• The exercise:
Count lines with the string "above" in them. State the number alone.

•••

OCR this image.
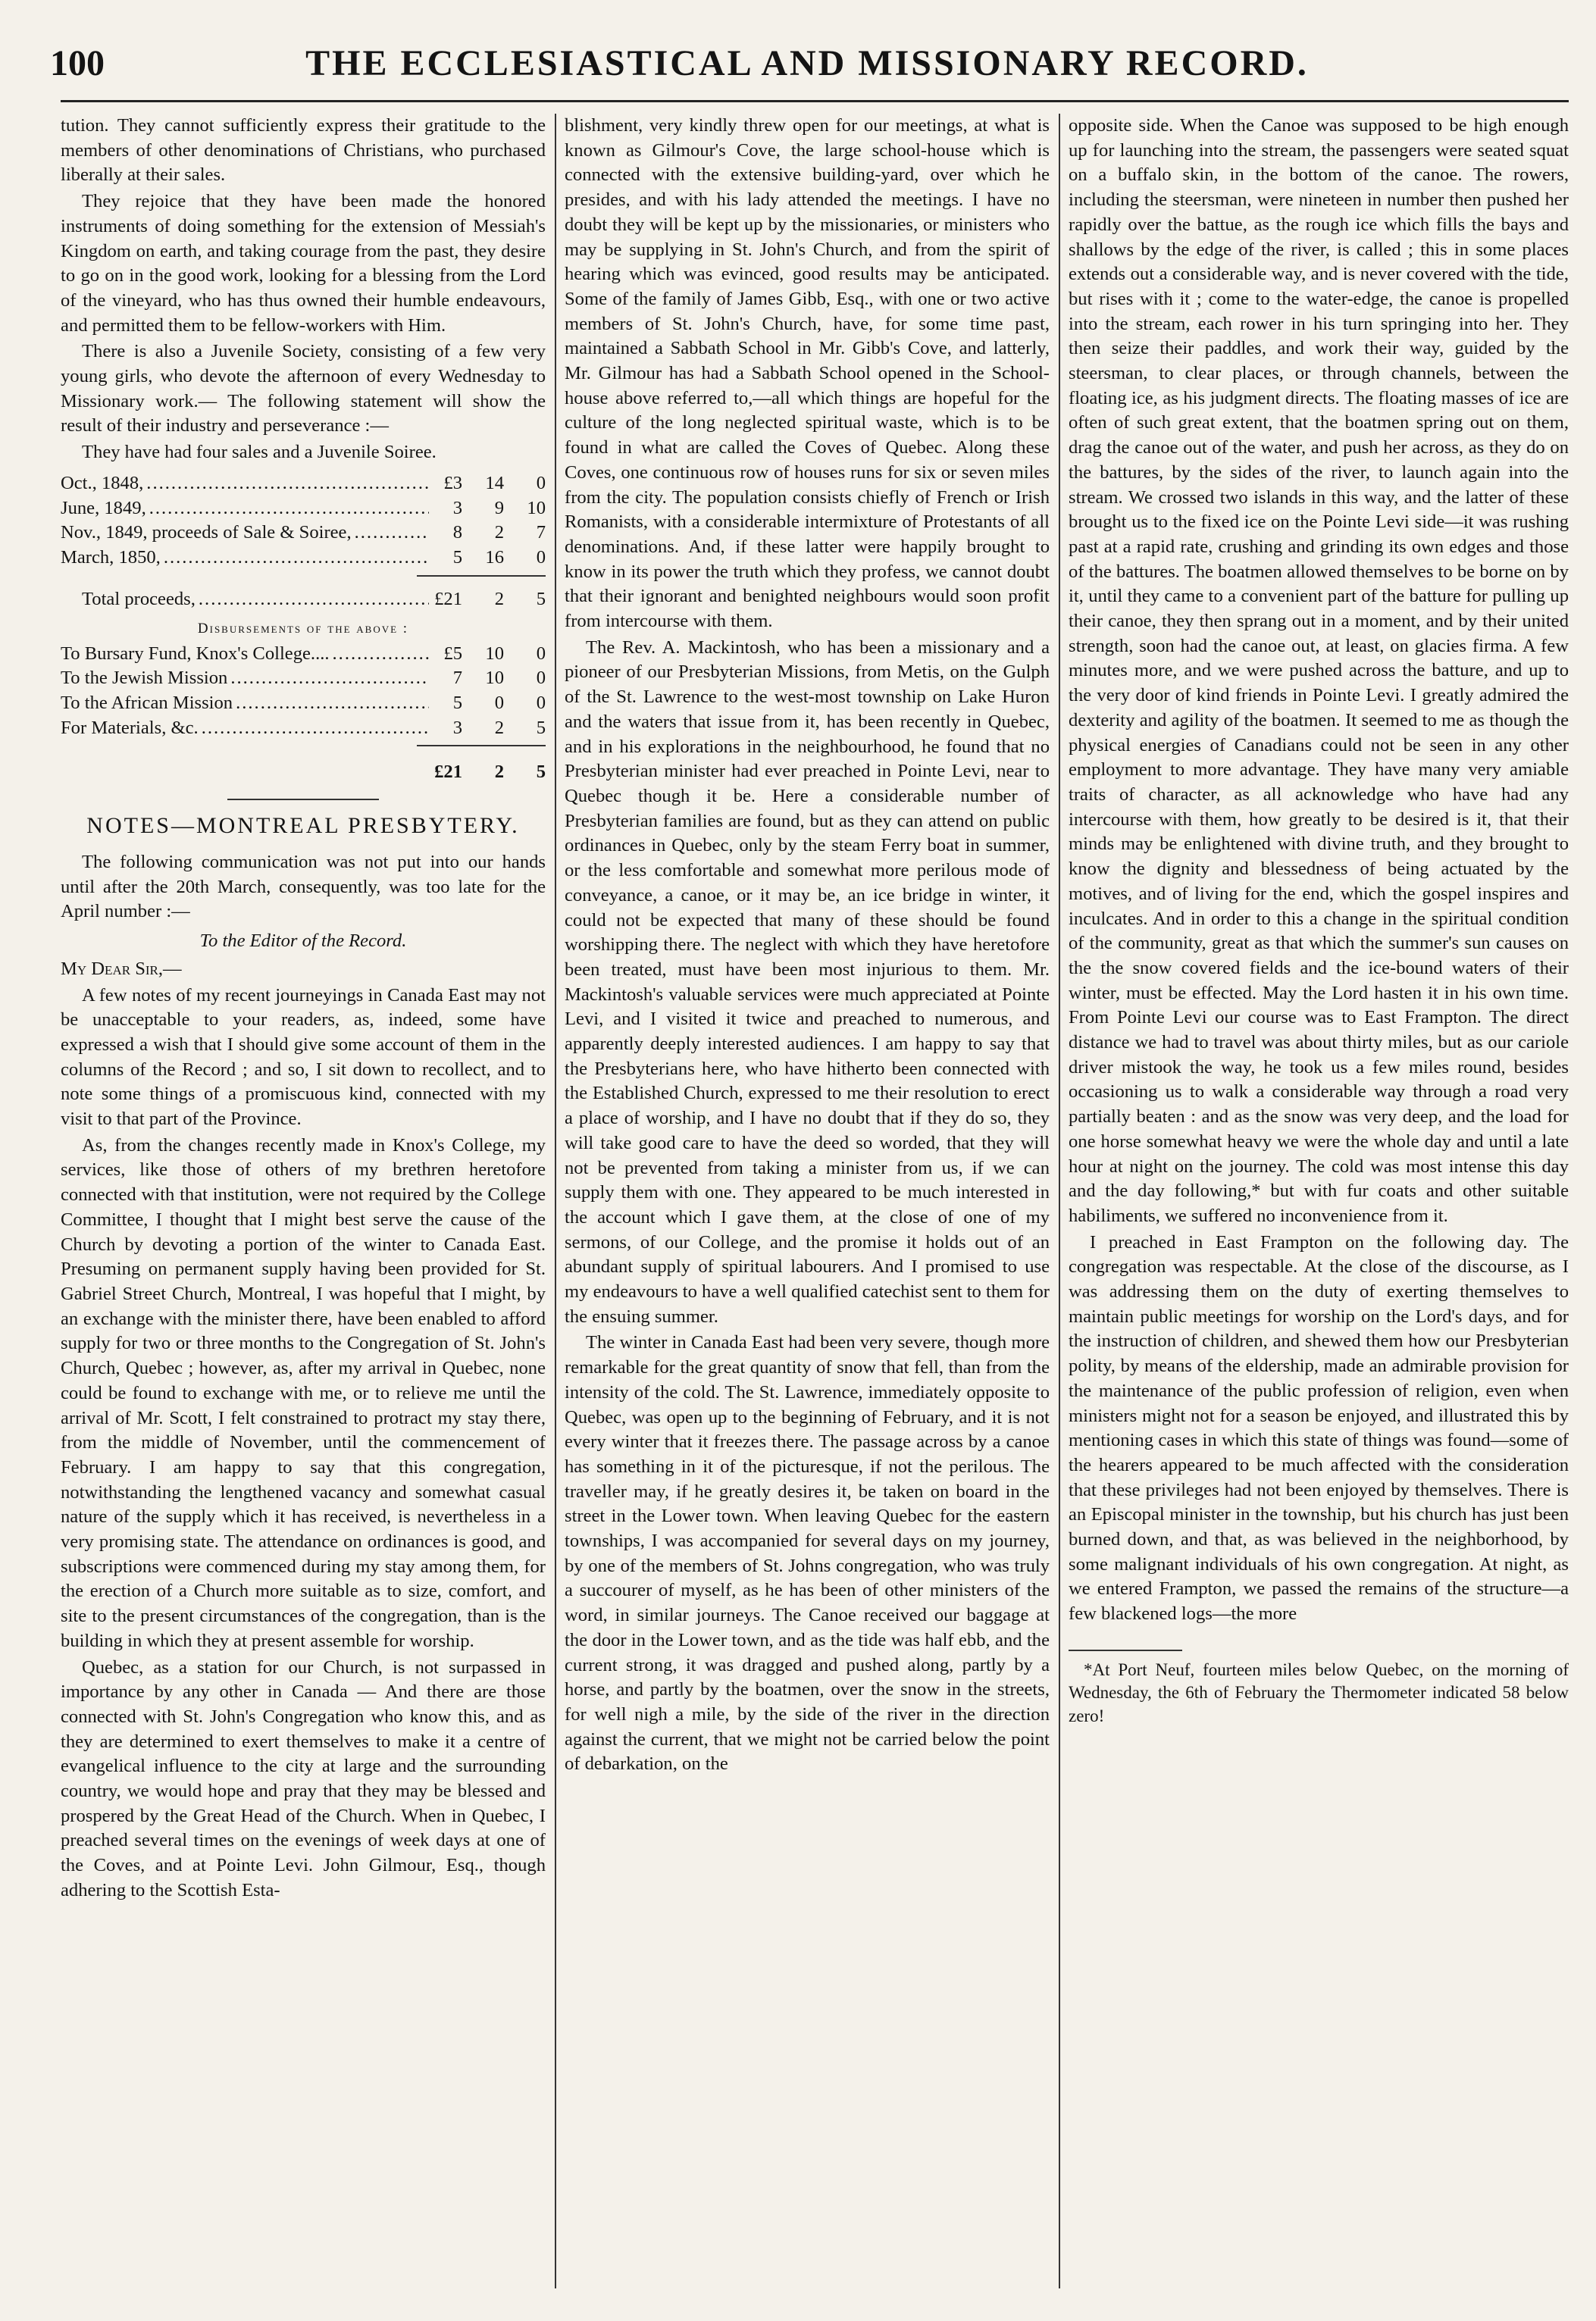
100	THE ECCLESIASTICAL AND MISSIONARY RECORD.

tution. They cannot sufficiently express their gratitude to the members of other denominations of Christians, who purchased liberally at their sales.

They rejoice that they have been made the honored instruments of doing something for the extension of Messiah's Kingdom on earth, and taking courage from the past, they desire to go on in the good work, looking for a blessing from the Lord of the vineyard, who has thus owned their humble endeavours, and permitted them to be fellow-workers with Him.

There is also a Juvenile Society, consisting of a few very young girls, who devote the afternoon of every Wednesday to Missionary work.— The following statement will show the result of their industry and perseverance :—

They have had four sales and a Juvenile Soiree.

Oct., 1848, .....	£3	14	0
June, 1849, .....	3	9	10
Nov., 1849, proceeds of Sale & Soiree, .....	8	2	7
March, 1850, .....	5	16	0
Total proceeds, .....	£21	2	5
Disbursements of the above :
To Bursary Fund, Knox's College.... .....	£5	10	0
To the Jewish Mission .....	7	10	0
To the African Mission .....	5	0	0
For Materials, &c. .....	3	2	5
£21	2	5
NOTES—MONTREAL PRESBYTERY.

The following communication was not put into our hands until after the 20th March, consequently, was too late for the April number :—

To the Editor of the Record.

My Dear Sir,—

A few notes of my recent journeyings in Canada East may not be unacceptable to your readers, as, indeed, some have expressed a wish that I should give some account of them in the columns of the Record ; and so, I sit down to recollect, and to note some things of a promiscuous kind, connected with my visit to that part of the Province.

As, from the changes recently made in Knox's College, my services, like those of others of my brethren heretofore connected with that institution, were not required by the College Committee, I thought that I might best serve the cause of the Church by devoting a portion of the winter to Canada East. Presuming on permanent supply having been provided for St. Gabriel Street Church, Montreal, I was hopeful that I might, by an exchange with the minister there, have been enabled to afford supply for two or three months to the Congregation of St. John's Church, Quebec ; however, as, after my arrival in Quebec, none could be found to exchange with me, or to relieve me until the arrival of Mr. Scott, I felt constrained to protract my stay there, from the middle of November, until the commencement of February. I am happy to say that this congregation, notwithstanding the lengthened vacancy and somewhat casual nature of the supply which it has received, is nevertheless in a very promising state. The attendance on ordinances is good, and subscriptions were commenced during my stay among them, for the erection of a Church more suitable as to size, comfort, and site to the present circumstances of the congregation, than is the building in which they at present assemble for worship.

Quebec, as a station for our Church, is not surpassed in importance by any other in Canada — And there are those connected with St. John's Congregation who know this, and as they are determined to exert themselves to make it a centre of evangelical influence to the city at large and the surrounding country, we would hope and pray that they may be blessed and prospered by the Great Head of the Church. When in Quebec, I preached several times on the evenings of week days at one of the Coves, and at Pointe Levi. John Gilmour, Esq., though adhering to the Scottish Esta-

blishment, very kindly threw open for our meetings, at what is known as Gilmour's Cove, the large school-house which is connected with the extensive building-yard, over which he presides, and with his lady attended the meetings. I have no doubt they will be kept up by the missionaries, or ministers who may be supplying in St. John's Church, and from the spirit of hearing which was evinced, good results may be anticipated. Some of the family of James Gibb, Esq., with one or two active members of St. John's Church, have, for some time past, maintained a Sabbath School in Mr. Gibb's Cove, and latterly, Mr. Gilmour has had a Sabbath School opened in the School-house above referred to,—all which things are hopeful for the culture of the long neglected spiritual waste, which is to be found in what are called the Coves of Quebec. Along these Coves, one continuous row of houses runs for six or seven miles from the city. The population consists chiefly of French or Irish Romanists, with a considerable intermixture of Protestants of all denominations. And, if these latter were happily brought to know in its power the truth which they profess, we cannot doubt that their ignorant and benighted neighbours would soon profit from intercourse with them.

The Rev. A. Mackintosh, who has been a missionary and a pioneer of our Presbyterian Missions, from Metis, on the Gulph of the St. Lawrence to the west-most township on Lake Huron and the waters that issue from it, has been recently in Quebec, and in his explorations in the neighbourhood, he found that no Presbyterian minister had ever preached in Pointe Levi, near to Quebec though it be. Here a considerable number of Presbyterian families are found, but as they can attend on public ordinances in Quebec, only by the steam Ferry boat in summer, or the less comfortable and somewhat more perilous mode of conveyance, a canoe, or it may be, an ice bridge in winter, it could not be expected that many of these should be found worshipping there. The neglect with which they have heretofore been treated, must have been most injurious to them. Mr. Mackintosh's valuable services were much appreciated at Pointe Levi, and I visited it twice and preached to numerous, and apparently deeply interested audiences. I am happy to say that the Presbyterians here, who have hitherto been connected with the Established Church, expressed to me their resolution to erect a place of worship, and I have no doubt that if they do so, they will take good care to have the deed so worded, that they will not be prevented from taking a minister from us, if we can supply them with one. They appeared to be much interested in the account which I gave them, at the close of one of my sermons, of our College, and the promise it holds out of an abundant supply of spiritual labourers. And I promised to use my endeavours to have a well qualified catechist sent to them for the ensuing summer.

The winter in Canada East had been very severe, though more remarkable for the great quantity of snow that fell, than from the intensity of the cold. The St. Lawrence, immediately opposite to Quebec, was open up to the beginning of February, and it is not every winter that it freezes there. The passage across by a canoe has something in it of the picturesque, if not the perilous. The traveller may, if he greatly desires it, be taken on board in the street in the Lower town. When leaving Quebec for the eastern townships, I was accompanied for several days on my journey, by one of the members of St. Johns congregation, who was truly a succourer of myself, as he has been of other ministers of the word, in similar journeys. The Canoe received our baggage at the door in the Lower town, and as the tide was half ebb, and the current strong, it was dragged and pushed along, partly by a horse, and partly by the boatmen, over the snow in the streets, for well nigh a mile, by the side of the river in the direction against the current, that we might not be carried below the point of debarkation, on the

opposite side. When the Canoe was supposed to be high enough up for launching into the stream, the passengers were seated squat on a buffalo skin, in the bottom of the canoe. The rowers, including the steersman, were nineteen in number then pushed her rapidly over the battue, as the rough ice which fills the bays and shallows by the edge of the river, is called ; this in some places extends out a considerable way, and is never covered with the tide, but rises with it ; come to the water-edge, the canoe is propelled into the stream, each rower in his turn springing into her. They then seize their paddles, and work their way, guided by the steersman, to clear places, or through channels, between the floating ice, as his judgment directs. The floating masses of ice are often of such great extent, that the boatmen spring out on them, drag the canoe out of the water, and push her across, as they do on the battures, by the sides of the river, to launch again into the stream. We crossed two islands in this way, and the latter of these brought us to the fixed ice on the Pointe Levi side—it was rushing past at a rapid rate, crushing and grinding its own edges and those of the battures. The boatmen allowed themselves to be borne on by it, until they came to a convenient part of the batture for pulling up their canoe, they then sprang out in a moment, and by their united strength, soon had the canoe out, at least, on glacies firma. A few minutes more, and we were pushed across the batture, and up to the very door of kind friends in Pointe Levi. I greatly admired the dexterity and agility of the boatmen. It seemed to me as though the physical energies of Canadians could not be seen in any other employment to more advantage. They have many very amiable traits of character, as all acknowledge who have had any intercourse with them, how greatly to be desired is it, that their minds may be enlightened with divine truth, and they brought to know the dignity and blessedness of being actuated by the motives, and of living for the end, which the gospel inspires and inculcates. And in order to this a change in the spiritual condition of the community, great as that which the summer's sun causes on the the snow covered fields and the ice-bound waters of their winter, must be effected. May the Lord hasten it in his own time. From Pointe Levi our course was to East Frampton. The direct distance we had to travel was about thirty miles, but as our cariole driver mistook the way, he took us a few miles round, besides occasioning us to walk a considerable way through a road very partially beaten : and as the snow was very deep, and the load for one horse somewhat heavy we were the whole day and until a late hour at night on the journey. The cold was most intense this day and the day following,* but with fur coats and other suitable habiliments, we suffered no inconvenience from it.

I preached in East Frampton on the following day. The congregation was respectable. At the close of the discourse, as I was addressing them on the duty of exerting themselves to maintain public meetings for worship on the Lord's days, and for the instruction of children, and shewed them how our Presbyterian polity, by means of the eldership, made an admirable provision for the maintenance of the public profession of religion, even when ministers might not for a season be enjoyed, and illustrated this by mentioning cases in which this state of things was found—some of the hearers appeared to be much affected with the consideration that these privileges had not been enjoyed by themselves. There is an Episcopal minister in the township, but his church has just been burned down, and that, as was believed in the neighborhood, by some malignant individuals of his own congregation. At night, as we entered Frampton, we passed the remains of the structure—a few blackened logs—the more

*At Port Neuf, fourteen miles below Quebec, on the morning of Wednesday, the 6th of February the Thermometer indicated 58 below zero!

•••

• Exercise response:
2